:: WHAT THE TASK REQUIRES ::
Leave out the pictures and repeat everything else in the records exactly.

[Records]
Begin

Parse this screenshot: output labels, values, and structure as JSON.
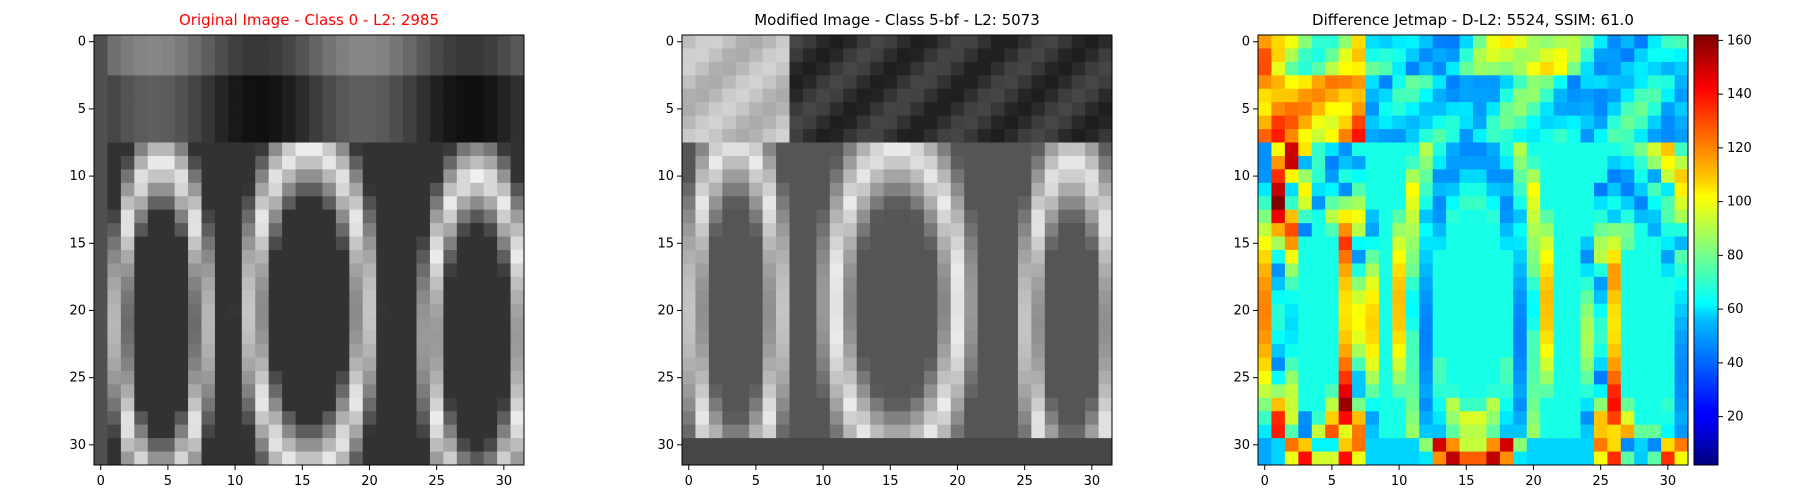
{
  "chart_data": [
    {
      "type": "heatmap",
      "title": "Original Image - Class 0 - L2: 2985",
      "title_color": "#ff0000",
      "colormap": "gray",
      "xlim": [
        0,
        31
      ],
      "ylim": [
        0,
        31
      ],
      "x_ticks": [
        "0",
        "5",
        "10",
        "15",
        "20",
        "25",
        "30"
      ],
      "y_ticks": [
        "0",
        "5",
        "10",
        "15",
        "20",
        "25",
        "30"
      ]
    },
    {
      "type": "heatmap",
      "title": "Modified Image - Class 5-bf - L2: 5073",
      "title_color": "#000000",
      "colormap": "gray",
      "xlim": [
        0,
        31
      ],
      "ylim": [
        0,
        31
      ],
      "x_ticks": [
        "0",
        "5",
        "10",
        "15",
        "20",
        "25",
        "30"
      ],
      "y_ticks": [
        "0",
        "5",
        "10",
        "15",
        "20",
        "25",
        "30"
      ]
    },
    {
      "type": "heatmap",
      "title": "Difference Jetmap - D-L2: 5524, SSIM: 61.0",
      "title_color": "#000000",
      "colormap": "jet",
      "xlim": [
        0,
        31
      ],
      "ylim": [
        0,
        31
      ],
      "x_ticks": [
        "0",
        "5",
        "10",
        "15",
        "20",
        "25",
        "30"
      ],
      "y_ticks": [
        "0",
        "5",
        "10",
        "15",
        "20",
        "25",
        "30"
      ],
      "colorbar": {
        "range": [
          2,
          162
        ],
        "ticks": [
          "20",
          "40",
          "60",
          "80",
          "100",
          "120",
          "140",
          "160"
        ]
      }
    }
  ]
}
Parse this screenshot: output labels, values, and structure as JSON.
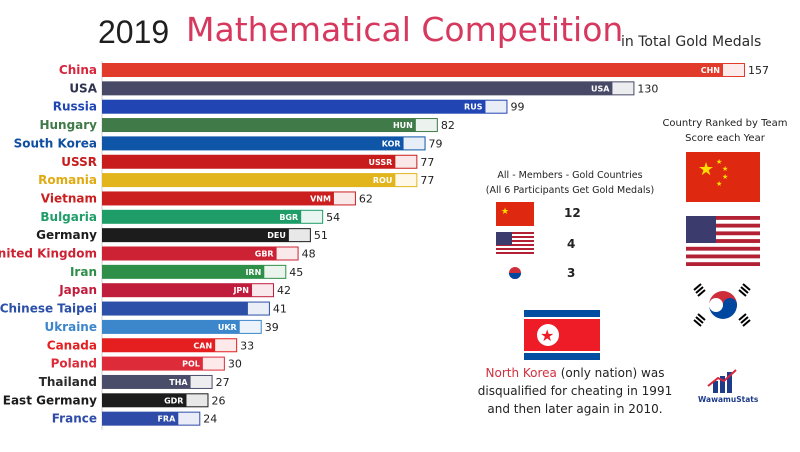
{
  "header": {
    "year": "2019",
    "title": "Mathematical Competition",
    "subtitle": "in Total Gold Medals"
  },
  "chart_data": {
    "type": "bar",
    "orientation": "horizontal",
    "title": "Mathematical Competition",
    "subtitle": "in Total Gold Medals",
    "xlim": [
      0,
      157
    ],
    "grid": false,
    "categories": [
      "China",
      "USA",
      "Russia",
      "Hungary",
      "South Korea",
      "USSR",
      "Romania",
      "Vietnam",
      "Bulgaria",
      "Germany",
      "United Kingdom",
      "Iran",
      "Japan",
      "Chinese Taipei",
      "Ukraine",
      "Canada",
      "Poland",
      "Thailand",
      "East Germany",
      "France"
    ],
    "codes": [
      "CHN",
      "USA",
      "RUS",
      "HUN",
      "KOR",
      "USSR",
      "ROU",
      "VNM",
      "BGR",
      "DEU",
      "GBR",
      "IRN",
      "JPN",
      "",
      "UKR",
      "CAN",
      "POL",
      "THA",
      "GDR",
      "FRA"
    ],
    "values": [
      157,
      130,
      99,
      82,
      79,
      77,
      77,
      62,
      54,
      51,
      48,
      45,
      42,
      41,
      39,
      33,
      30,
      27,
      26,
      24
    ],
    "bar_colors": [
      "#e03b2b",
      "#474966",
      "#2146b4",
      "#3f7a48",
      "#0f56a8",
      "#c81c1c",
      "#e3b51d",
      "#cb1f1f",
      "#1f9d68",
      "#1c1c1c",
      "#cc2233",
      "#2e8f49",
      "#c01d3c",
      "#2c4fa8",
      "#3c86cb",
      "#e51f1f",
      "#dd2b3a",
      "#4a4d6a",
      "#1c1c1c",
      "#2f4ba8"
    ],
    "label_colors": [
      "#d7263d",
      "#2f3350",
      "#1f46b4",
      "#3f7a48",
      "#0f4fa0",
      "#c81c1c",
      "#e0aa10",
      "#cb1f1f",
      "#1f9d68",
      "#1c1c1c",
      "#cc2233",
      "#2e8f49",
      "#c01d3c",
      "#2c4fa8",
      "#3c86cb",
      "#e51f1f",
      "#dd2b3a",
      "#2a2a2a",
      "#1c1c1c",
      "#2f4ba8"
    ]
  },
  "side_panel": {
    "rank_note": "Country Ranked by Team Score each Year",
    "gold_title_line1": "All - Members - Gold Countries",
    "gold_title_line2": "(All 6 Participants Get Gold Medals)",
    "gold_counts": [
      {
        "flag": "china-flag",
        "value": "12"
      },
      {
        "flag": "usa-flag",
        "value": "4"
      },
      {
        "flag": "south-korea-flag",
        "value": "3"
      }
    ],
    "north_korea_name": "North Korea",
    "north_korea_rest": " (only nation) was disqualified for cheating in 1991 and then later again in 2010.",
    "brand": "WawamuStats"
  }
}
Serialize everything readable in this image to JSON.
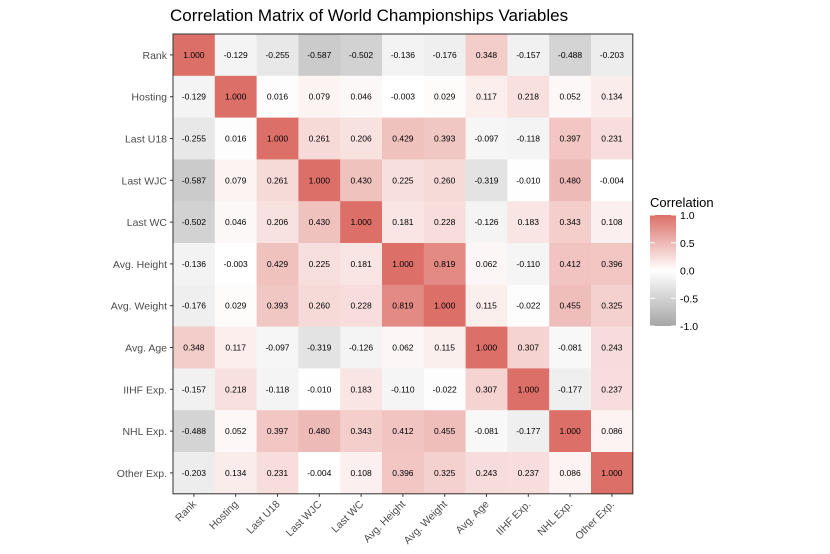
{
  "chart_data": {
    "type": "heatmap",
    "title": "Correlation Matrix of World Championships Variables",
    "xlabel": "",
    "ylabel": "",
    "variables": [
      "Rank",
      "Hosting",
      "Last U18",
      "Last WJC",
      "Last WC",
      "Avg. Height",
      "Avg. Weight",
      "Avg. Age",
      "IIHF Exp.",
      "NHL Exp.",
      "Other Exp."
    ],
    "matrix": [
      [
        1.0,
        -0.129,
        -0.255,
        -0.587,
        -0.502,
        -0.136,
        -0.176,
        0.348,
        -0.157,
        -0.488,
        -0.203
      ],
      [
        -0.129,
        1.0,
        0.016,
        0.079,
        0.046,
        -0.003,
        0.029,
        0.117,
        0.218,
        0.052,
        0.134
      ],
      [
        -0.255,
        0.016,
        1.0,
        0.261,
        0.206,
        0.429,
        0.393,
        -0.097,
        -0.118,
        0.397,
        0.231
      ],
      [
        -0.587,
        0.079,
        0.261,
        1.0,
        0.43,
        0.225,
        0.26,
        -0.319,
        -0.01,
        0.48,
        -0.004
      ],
      [
        -0.502,
        0.046,
        0.206,
        0.43,
        1.0,
        0.181,
        0.228,
        -0.126,
        0.183,
        0.343,
        0.108
      ],
      [
        -0.136,
        -0.003,
        0.429,
        0.225,
        0.181,
        1.0,
        0.819,
        0.062,
        -0.11,
        0.412,
        0.396
      ],
      [
        -0.176,
        0.029,
        0.393,
        0.26,
        0.228,
        0.819,
        1.0,
        0.115,
        -0.022,
        0.455,
        0.325
      ],
      [
        0.348,
        0.117,
        -0.097,
        -0.319,
        -0.126,
        0.062,
        0.115,
        1.0,
        0.307,
        -0.081,
        0.243
      ],
      [
        -0.157,
        0.218,
        -0.118,
        -0.01,
        0.183,
        -0.11,
        -0.022,
        0.307,
        1.0,
        -0.177,
        0.237
      ],
      [
        -0.488,
        0.052,
        0.397,
        0.48,
        0.343,
        0.412,
        0.455,
        -0.081,
        -0.177,
        1.0,
        0.086
      ],
      [
        -0.203,
        0.134,
        0.231,
        -0.004,
        0.108,
        0.396,
        0.325,
        0.243,
        0.237,
        0.086,
        1.0
      ]
    ],
    "color_scale": {
      "low": "#a6a6a6",
      "mid": "#ffffff",
      "high": "#dc7068",
      "limits": [
        -1,
        1
      ]
    },
    "legend": {
      "title": "Correlation",
      "position": "right",
      "breaks": [
        1.0,
        0.5,
        0.0,
        -0.5,
        -1.0
      ],
      "labels": [
        "1.0",
        "0.5",
        "0.0",
        "-0.5",
        "-1.0"
      ]
    },
    "grid": false
  }
}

End

:: ANSWER FOR THE TASK ::
Parse this screenshot: output labels, values, and structure as JSON.
{
  "chart_data": [
    {
      "type": "heatmap",
      "title": "Original Image - Class 0 - L2: 2985",
      "title_color": "#ff0000",
      "colormap": "gray",
      "xlim": [
        0,
        31
      ],
      "ylim": [
        0,
        31
      ],
      "x_ticks": [
        "0",
        "5",
        "10",
        "15",
        "20",
        "25",
        "30"
      ],
      "y_ticks": [
        "0",
        "5",
        "10",
        "15",
        "20",
        "25",
        "30"
      ]
    },
    {
      "type": "heatmap",
      "title": "Modified Image - Class 5-bf - L2: 5073",
      "title_color": "#000000",
      "colormap": "gray",
      "xlim": [
        0,
        31
      ],
      "ylim": [
        0,
        31
      ],
      "x_ticks": [
        "0",
        "5",
        "10",
        "15",
        "20",
        "25",
        "30"
      ],
      "y_ticks": [
        "0",
        "5",
        "10",
        "15",
        "20",
        "25",
        "30"
      ]
    },
    {
      "type": "heatmap",
      "title": "Difference Jetmap - D-L2: 5524, SSIM: 61.0",
      "title_color": "#000000",
      "colormap": "jet",
      "xlim": [
        0,
        31
      ],
      "ylim": [
        0,
        31
      ],
      "x_ticks": [
        "0",
        "5",
        "10",
        "15",
        "20",
        "25",
        "30"
      ],
      "y_ticks": [
        "0",
        "5",
        "10",
        "15",
        "20",
        "25",
        "30"
      ],
      "colorbar": {
        "range": [
          2,
          162
        ],
        "ticks": [
          "20",
          "40",
          "60",
          "80",
          "100",
          "120",
          "140",
          "160"
        ]
      }
    }
  ]
}
Parse this screenshot: output labels, values, and structure as JSON.
{
  "header": {
    "year": "2019",
    "title": "Mathematical Competition",
    "subtitle": "in Total Gold Medals"
  },
  "chart_data": {
    "type": "bar",
    "orientation": "horizontal",
    "title": "Mathematical Competition",
    "subtitle": "in Total Gold Medals",
    "xlim": [
      0,
      157
    ],
    "grid": false,
    "categories": [
      "China",
      "USA",
      "Russia",
      "Hungary",
      "South Korea",
      "USSR",
      "Romania",
      "Vietnam",
      "Bulgaria",
      "Germany",
      "United Kingdom",
      "Iran",
      "Japan",
      "Chinese Taipei",
      "Ukraine",
      "Canada",
      "Poland",
      "Thailand",
      "East Germany",
      "France"
    ],
    "codes": [
      "CHN",
      "USA",
      "RUS",
      "HUN",
      "KOR",
      "USSR",
      "ROU",
      "VNM",
      "BGR",
      "DEU",
      "GBR",
      "IRN",
      "JPN",
      "",
      "UKR",
      "CAN",
      "POL",
      "THA",
      "GDR",
      "FRA"
    ],
    "values": [
      157,
      130,
      99,
      82,
      79,
      77,
      77,
      62,
      54,
      51,
      48,
      45,
      42,
      41,
      39,
      33,
      30,
      27,
      26,
      24
    ],
    "bar_colors": [
      "#e03b2b",
      "#474966",
      "#2146b4",
      "#3f7a48",
      "#0f56a8",
      "#c81c1c",
      "#e3b51d",
      "#cb1f1f",
      "#1f9d68",
      "#1c1c1c",
      "#cc2233",
      "#2e8f49",
      "#c01d3c",
      "#2c4fa8",
      "#3c86cb",
      "#e51f1f",
      "#dd2b3a",
      "#4a4d6a",
      "#1c1c1c",
      "#2f4ba8"
    ],
    "label_colors": [
      "#d7263d",
      "#2f3350",
      "#1f46b4",
      "#3f7a48",
      "#0f4fa0",
      "#c81c1c",
      "#e0aa10",
      "#cb1f1f",
      "#1f9d68",
      "#1c1c1c",
      "#cc2233",
      "#2e8f49",
      "#c01d3c",
      "#2c4fa8",
      "#3c86cb",
      "#e51f1f",
      "#dd2b3a",
      "#2a2a2a",
      "#1c1c1c",
      "#2f4ba8"
    ]
  },
  "side_panel": {
    "rank_note": "Country Ranked by Team Score each Year",
    "gold_title_line1": "All - Members - Gold Countries",
    "gold_title_line2": "(All 6 Participants Get Gold Medals)",
    "gold_counts": [
      {
        "flag": "china-flag",
        "value": "12"
      },
      {
        "flag": "usa-flag",
        "value": "4"
      },
      {
        "flag": "south-korea-flag",
        "value": "3"
      }
    ],
    "north_korea_name": "North Korea",
    "north_korea_rest": " (only nation) was disqualified for cheating in 1991 and then later again in 2010.",
    "brand": "WawamuStats"
  }
}
Serialize everything readable in this image to JSON.
{
  "chart_data": {
    "type": "heatmap",
    "title": "Correlation Matrix of World Championships Variables",
    "xlabel": "",
    "ylabel": "",
    "variables": [
      "Rank",
      "Hosting",
      "Last U18",
      "Last WJC",
      "Last WC",
      "Avg. Height",
      "Avg. Weight",
      "Avg. Age",
      "IIHF Exp.",
      "NHL Exp.",
      "Other Exp."
    ],
    "matrix": [
      [
        1.0,
        -0.129,
        -0.255,
        -0.587,
        -0.502,
        -0.136,
        -0.176,
        0.348,
        -0.157,
        -0.488,
        -0.203
      ],
      [
        -0.129,
        1.0,
        0.016,
        0.079,
        0.046,
        -0.003,
        0.029,
        0.117,
        0.218,
        0.052,
        0.134
      ],
      [
        -0.255,
        0.016,
        1.0,
        0.261,
        0.206,
        0.429,
        0.393,
        -0.097,
        -0.118,
        0.397,
        0.231
      ],
      [
        -0.587,
        0.079,
        0.261,
        1.0,
        0.43,
        0.225,
        0.26,
        -0.319,
        -0.01,
        0.48,
        -0.004
      ],
      [
        -0.502,
        0.046,
        0.206,
        0.43,
        1.0,
        0.181,
        0.228,
        -0.126,
        0.183,
        0.343,
        0.108
      ],
      [
        -0.136,
        -0.003,
        0.429,
        0.225,
        0.181,
        1.0,
        0.819,
        0.062,
        -0.11,
        0.412,
        0.396
      ],
      [
        -0.176,
        0.029,
        0.393,
        0.26,
        0.228,
        0.819,
        1.0,
        0.115,
        -0.022,
        0.455,
        0.325
      ],
      [
        0.348,
        0.117,
        -0.097,
        -0.319,
        -0.126,
        0.062,
        0.115,
        1.0,
        0.307,
        -0.081,
        0.243
      ],
      [
        -0.157,
        0.218,
        -0.118,
        -0.01,
        0.183,
        -0.11,
        -0.022,
        0.307,
        1.0,
        -0.177,
        0.237
      ],
      [
        -0.488,
        0.052,
        0.397,
        0.48,
        0.343,
        0.412,
        0.455,
        -0.081,
        -0.177,
        1.0,
        0.086
      ],
      [
        -0.203,
        0.134,
        0.231,
        -0.004,
        0.108,
        0.396,
        0.325,
        0.243,
        0.237,
        0.086,
        1.0
      ]
    ],
    "color_scale": {
      "low": "#a6a6a6",
      "mid": "#ffffff",
      "high": "#dc7068",
      "limits": [
        -1,
        1
      ]
    },
    "legend": {
      "title": "Correlation",
      "position": "right",
      "breaks": [
        1.0,
        0.5,
        0.0,
        -0.5,
        -1.0
      ],
      "labels": [
        "1.0",
        "0.5",
        "0.0",
        "-0.5",
        "-1.0"
      ]
    },
    "grid": false
  }
}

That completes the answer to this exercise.